-- start --
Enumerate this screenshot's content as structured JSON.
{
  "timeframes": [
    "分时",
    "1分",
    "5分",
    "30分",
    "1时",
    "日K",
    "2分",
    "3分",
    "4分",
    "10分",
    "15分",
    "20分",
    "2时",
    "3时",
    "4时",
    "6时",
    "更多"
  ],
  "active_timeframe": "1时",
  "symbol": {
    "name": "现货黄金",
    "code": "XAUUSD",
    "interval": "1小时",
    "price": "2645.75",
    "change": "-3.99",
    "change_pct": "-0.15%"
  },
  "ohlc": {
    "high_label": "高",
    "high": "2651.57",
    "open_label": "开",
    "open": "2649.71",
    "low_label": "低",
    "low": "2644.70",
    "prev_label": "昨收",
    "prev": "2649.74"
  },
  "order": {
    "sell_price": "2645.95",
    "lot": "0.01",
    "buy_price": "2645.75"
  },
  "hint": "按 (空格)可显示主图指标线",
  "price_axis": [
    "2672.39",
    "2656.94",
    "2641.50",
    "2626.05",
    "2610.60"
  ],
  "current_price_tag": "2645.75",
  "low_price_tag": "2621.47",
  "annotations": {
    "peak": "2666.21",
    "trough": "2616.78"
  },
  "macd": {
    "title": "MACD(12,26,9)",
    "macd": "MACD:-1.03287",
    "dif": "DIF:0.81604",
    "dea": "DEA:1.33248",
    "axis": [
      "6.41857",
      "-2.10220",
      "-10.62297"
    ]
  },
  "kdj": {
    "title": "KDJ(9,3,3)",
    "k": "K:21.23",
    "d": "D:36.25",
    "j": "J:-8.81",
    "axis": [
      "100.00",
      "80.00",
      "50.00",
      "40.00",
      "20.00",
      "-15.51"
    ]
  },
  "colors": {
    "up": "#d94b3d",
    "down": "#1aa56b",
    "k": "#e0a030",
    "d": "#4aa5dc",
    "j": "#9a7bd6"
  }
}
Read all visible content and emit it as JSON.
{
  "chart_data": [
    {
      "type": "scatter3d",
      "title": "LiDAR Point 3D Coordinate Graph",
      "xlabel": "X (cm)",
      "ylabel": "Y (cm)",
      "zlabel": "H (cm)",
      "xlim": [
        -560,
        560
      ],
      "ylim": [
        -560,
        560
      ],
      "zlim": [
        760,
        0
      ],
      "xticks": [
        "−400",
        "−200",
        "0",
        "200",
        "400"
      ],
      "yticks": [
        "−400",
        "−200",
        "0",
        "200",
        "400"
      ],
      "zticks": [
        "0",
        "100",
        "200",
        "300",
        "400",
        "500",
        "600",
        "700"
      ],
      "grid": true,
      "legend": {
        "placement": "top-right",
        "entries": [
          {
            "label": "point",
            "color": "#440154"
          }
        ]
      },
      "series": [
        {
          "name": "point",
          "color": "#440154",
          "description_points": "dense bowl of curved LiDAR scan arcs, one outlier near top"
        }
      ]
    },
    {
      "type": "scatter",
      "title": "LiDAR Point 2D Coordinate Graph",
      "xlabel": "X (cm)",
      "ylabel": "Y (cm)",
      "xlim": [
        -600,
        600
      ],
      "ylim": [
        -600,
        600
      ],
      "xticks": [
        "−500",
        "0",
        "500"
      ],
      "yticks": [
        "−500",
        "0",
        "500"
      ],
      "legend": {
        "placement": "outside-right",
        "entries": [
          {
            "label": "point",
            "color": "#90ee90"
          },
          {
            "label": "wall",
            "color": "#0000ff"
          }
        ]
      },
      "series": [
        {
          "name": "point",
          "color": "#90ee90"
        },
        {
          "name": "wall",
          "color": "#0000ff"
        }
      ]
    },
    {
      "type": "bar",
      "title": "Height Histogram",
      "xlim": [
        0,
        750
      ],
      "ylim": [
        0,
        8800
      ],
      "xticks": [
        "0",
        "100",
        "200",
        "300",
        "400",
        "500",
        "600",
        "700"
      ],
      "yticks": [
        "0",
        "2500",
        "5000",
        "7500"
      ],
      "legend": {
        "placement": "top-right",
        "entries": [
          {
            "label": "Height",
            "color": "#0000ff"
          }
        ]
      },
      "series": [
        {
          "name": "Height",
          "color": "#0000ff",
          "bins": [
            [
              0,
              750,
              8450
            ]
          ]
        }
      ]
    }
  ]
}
-- end --
→ **GIVEN TASK**:
Where a line above includes "Height", copy that line.

→ **FINISHED EXERCISE**:
      "title": "Height Histogram",
            "label": "Height",
          "name": "Height",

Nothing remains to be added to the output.